----- Passage to read

Claire Marrache Kikuchi gave a detailed presentation on disordered amorphous NbxSi1-x focusing on 3 different ways to control disorder: (i) By tuning the thickness of the sample, (ii) by changing the composition and (iii) through controlled annealing. She started by reminding the audience that different kinds of disorder can have fundamentally different effects. For example, with decreasing thickness surface phonon softening can play an important role and has often been argued to be the reason for enhancement of T_c in observed in Al and Sn. In addition, she reminded the audience, the difference between homogeneous and granular disorder has been highlighted by many authors.
Amorphous thin films of NbxSi1-x were grown through co-deposition of Nb ans Si using electron beam evaporation. For thick films (thickness>50nm) samples with composition 11-18% Nb showed superconductivity. The samples have electronic density of states at Fermi energy in the range 1041 states/J-cm3 which is comparable to that of Au. TEM images of the samples do not show any granular structure.
The composition tuned samples have a metal-insulator transition at 9.9% of Nb, with samples below this composition range exhibiting Efrot-Schlovsky behavior in their transport properties. Interestingly, in this system superconductivity gets apparently destroyed well inside the metallic regime unlike amorphous InOx and TiN where superconductivity persists in the disorder driven insulating regime. This point towards a very different mechanism, arising maybe from the increase in e-e interactions resulting from a loss of effective screening, which drives the superconducting transition temperature in this material. However, further measurements down to lower temperatures would be needed to confirm this.

----------
----- Data excerpts

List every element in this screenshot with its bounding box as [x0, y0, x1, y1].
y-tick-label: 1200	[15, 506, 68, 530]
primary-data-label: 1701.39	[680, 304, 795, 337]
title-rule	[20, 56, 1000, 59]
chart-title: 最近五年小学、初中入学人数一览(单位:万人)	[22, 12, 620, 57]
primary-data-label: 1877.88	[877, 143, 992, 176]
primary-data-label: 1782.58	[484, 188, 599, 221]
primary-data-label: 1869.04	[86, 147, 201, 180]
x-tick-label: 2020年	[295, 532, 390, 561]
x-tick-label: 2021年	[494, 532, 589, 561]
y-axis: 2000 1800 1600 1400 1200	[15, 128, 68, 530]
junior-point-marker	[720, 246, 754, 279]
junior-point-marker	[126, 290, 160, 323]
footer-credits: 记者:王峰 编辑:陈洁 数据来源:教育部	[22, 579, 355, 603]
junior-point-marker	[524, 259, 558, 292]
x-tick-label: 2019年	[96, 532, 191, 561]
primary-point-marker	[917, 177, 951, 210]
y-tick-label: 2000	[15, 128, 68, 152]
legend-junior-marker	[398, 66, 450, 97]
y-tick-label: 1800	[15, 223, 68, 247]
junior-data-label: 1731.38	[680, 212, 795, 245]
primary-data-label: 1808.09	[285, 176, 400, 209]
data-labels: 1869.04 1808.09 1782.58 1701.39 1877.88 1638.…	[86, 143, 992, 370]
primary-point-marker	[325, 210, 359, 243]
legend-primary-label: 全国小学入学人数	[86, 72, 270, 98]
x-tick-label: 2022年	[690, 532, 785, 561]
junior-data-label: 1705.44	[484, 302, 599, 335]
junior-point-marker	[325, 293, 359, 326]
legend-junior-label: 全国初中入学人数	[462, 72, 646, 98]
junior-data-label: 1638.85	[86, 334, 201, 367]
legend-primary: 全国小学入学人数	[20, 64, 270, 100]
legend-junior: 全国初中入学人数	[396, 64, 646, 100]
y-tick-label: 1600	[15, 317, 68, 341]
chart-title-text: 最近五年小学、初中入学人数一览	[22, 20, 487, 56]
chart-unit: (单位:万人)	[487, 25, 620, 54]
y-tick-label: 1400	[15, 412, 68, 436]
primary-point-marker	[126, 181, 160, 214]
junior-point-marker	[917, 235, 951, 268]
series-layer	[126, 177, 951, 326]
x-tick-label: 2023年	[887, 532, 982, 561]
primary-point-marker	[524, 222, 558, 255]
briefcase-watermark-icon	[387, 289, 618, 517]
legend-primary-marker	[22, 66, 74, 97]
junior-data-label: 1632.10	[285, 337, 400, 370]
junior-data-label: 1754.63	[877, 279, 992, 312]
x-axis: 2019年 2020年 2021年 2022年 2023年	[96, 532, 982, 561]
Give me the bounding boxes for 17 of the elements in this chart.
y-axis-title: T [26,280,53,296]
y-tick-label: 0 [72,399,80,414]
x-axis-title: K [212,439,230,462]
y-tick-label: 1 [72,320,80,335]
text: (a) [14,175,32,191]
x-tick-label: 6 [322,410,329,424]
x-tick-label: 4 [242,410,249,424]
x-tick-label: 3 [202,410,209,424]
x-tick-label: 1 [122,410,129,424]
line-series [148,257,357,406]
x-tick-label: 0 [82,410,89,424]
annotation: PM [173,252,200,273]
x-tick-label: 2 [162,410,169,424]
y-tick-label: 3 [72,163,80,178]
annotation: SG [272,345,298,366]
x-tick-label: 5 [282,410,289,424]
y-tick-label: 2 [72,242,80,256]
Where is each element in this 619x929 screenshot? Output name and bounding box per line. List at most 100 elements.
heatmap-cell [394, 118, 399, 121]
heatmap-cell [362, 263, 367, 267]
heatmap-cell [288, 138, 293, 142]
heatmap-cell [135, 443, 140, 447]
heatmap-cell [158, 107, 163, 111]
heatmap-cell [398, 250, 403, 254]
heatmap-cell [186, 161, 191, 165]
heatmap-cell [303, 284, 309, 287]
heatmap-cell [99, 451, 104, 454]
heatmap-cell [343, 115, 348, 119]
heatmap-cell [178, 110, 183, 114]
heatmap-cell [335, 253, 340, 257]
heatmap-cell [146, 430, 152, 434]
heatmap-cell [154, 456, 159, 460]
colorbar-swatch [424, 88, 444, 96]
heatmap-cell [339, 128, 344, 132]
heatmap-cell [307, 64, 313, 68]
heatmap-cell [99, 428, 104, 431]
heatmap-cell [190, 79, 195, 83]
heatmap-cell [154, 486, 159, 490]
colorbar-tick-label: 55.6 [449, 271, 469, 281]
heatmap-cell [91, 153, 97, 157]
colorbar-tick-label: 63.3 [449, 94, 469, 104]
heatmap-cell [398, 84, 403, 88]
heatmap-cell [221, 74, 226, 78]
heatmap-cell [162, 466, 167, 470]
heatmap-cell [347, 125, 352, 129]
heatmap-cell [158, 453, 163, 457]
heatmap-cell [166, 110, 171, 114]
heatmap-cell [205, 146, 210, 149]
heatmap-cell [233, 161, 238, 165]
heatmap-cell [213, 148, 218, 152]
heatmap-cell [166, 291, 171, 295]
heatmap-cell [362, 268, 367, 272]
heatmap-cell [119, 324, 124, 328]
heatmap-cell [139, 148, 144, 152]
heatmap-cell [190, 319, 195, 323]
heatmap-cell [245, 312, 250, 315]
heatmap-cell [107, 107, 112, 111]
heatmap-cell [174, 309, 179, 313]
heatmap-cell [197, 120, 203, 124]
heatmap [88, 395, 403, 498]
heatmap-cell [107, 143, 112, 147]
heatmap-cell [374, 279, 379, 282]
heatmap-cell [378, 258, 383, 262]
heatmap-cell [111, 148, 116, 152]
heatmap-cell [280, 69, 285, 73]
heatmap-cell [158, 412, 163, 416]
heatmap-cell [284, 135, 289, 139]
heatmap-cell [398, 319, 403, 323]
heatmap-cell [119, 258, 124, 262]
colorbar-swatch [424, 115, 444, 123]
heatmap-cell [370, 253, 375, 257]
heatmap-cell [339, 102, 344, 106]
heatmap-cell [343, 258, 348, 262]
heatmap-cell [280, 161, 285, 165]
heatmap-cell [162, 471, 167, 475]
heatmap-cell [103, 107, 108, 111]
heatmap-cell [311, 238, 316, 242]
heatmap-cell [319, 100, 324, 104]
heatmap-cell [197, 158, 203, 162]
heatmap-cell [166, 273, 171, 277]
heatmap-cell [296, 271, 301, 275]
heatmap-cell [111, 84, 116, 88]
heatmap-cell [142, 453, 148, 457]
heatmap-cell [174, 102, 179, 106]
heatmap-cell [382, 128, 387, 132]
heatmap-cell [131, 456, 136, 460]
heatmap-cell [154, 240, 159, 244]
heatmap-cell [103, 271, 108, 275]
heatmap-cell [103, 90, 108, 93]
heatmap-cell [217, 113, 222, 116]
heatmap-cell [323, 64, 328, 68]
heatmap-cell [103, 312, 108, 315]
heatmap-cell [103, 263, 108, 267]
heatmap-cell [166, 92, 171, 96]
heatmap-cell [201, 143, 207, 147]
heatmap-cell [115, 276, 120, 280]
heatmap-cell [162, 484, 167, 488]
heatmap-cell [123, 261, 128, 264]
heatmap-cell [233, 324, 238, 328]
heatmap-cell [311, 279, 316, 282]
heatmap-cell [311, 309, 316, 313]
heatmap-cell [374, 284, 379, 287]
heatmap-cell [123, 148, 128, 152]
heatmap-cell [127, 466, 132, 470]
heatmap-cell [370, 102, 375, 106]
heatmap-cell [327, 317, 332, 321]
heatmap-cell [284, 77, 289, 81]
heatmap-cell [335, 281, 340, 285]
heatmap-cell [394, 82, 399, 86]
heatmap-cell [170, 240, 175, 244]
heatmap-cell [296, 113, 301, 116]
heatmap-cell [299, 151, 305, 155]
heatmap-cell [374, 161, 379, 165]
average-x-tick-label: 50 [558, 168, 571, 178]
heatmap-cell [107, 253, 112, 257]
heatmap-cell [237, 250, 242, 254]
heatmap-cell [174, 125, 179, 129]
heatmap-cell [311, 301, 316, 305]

----------

• _Written tasks_:
1. In the summary of the NbxSi1-x talk, at what Nb composition do the composition-tuned samples undergo a metal-insulator transition?
2. Set down a stretch of the summary of the NbxSi1-x talk word for word: begin at the words "The composition tuned" and stop after "to confirm this.".
3. How might the summary of the NbxSi1-x talk go on? Write its next part, picking up after its final sentence.
The entries have nothing to do with what is asked here.

• _Task responses_:
1. At 9.9% Nb.

2.
The composition tuned samples have a metal-insulator transition at 9.9% of Nb, with samples below this composition range exhibiting Efrot-Schlovsky behavior in their transport properties. Interestingly, in this system superconductivity gets apparently destroyed well inside the metallic regime unlike amorphous InOx and TiN where superconductivity persists in the disorder driven insulating regime. This point towards a very different mechanism, arising maybe from the increase in e-e interactions resulting from a loss of effective screening, which drives the superconducting transition temperature in this material. However, further measurements down to lower temperatures would be needed to confirm this.

3.
In the composition range where the samples are superconducting (e.g. 14%, 15% and 18%), Tc monotonically decreases with decresing thickness. The dependence of Tc on the sheet resistance is qualitatively consistent with an increase in e-e repulsive interaction resulting from the loss of effective screening. However, there are quantitative discrepancies with theory.
The most intriguing aspect of these samples was the effect of annealing. While there is no discernible change in the morphology with annealing up to 5000C, contrary to usual expectation the sheet resistance gradually increases and the Tc decreases with increasing annealing temperatures. There was considerable discussion on the microscopic changes that could be responsible for this behavior. It was felt that this issue needs to be looked into further using other microscopic tools. However, one important point was that Tc evolves in the same way with sheet resistance for both composition driven and annealing driven disordered sample, whereas the thickness tuned samples did not fall on the same curve.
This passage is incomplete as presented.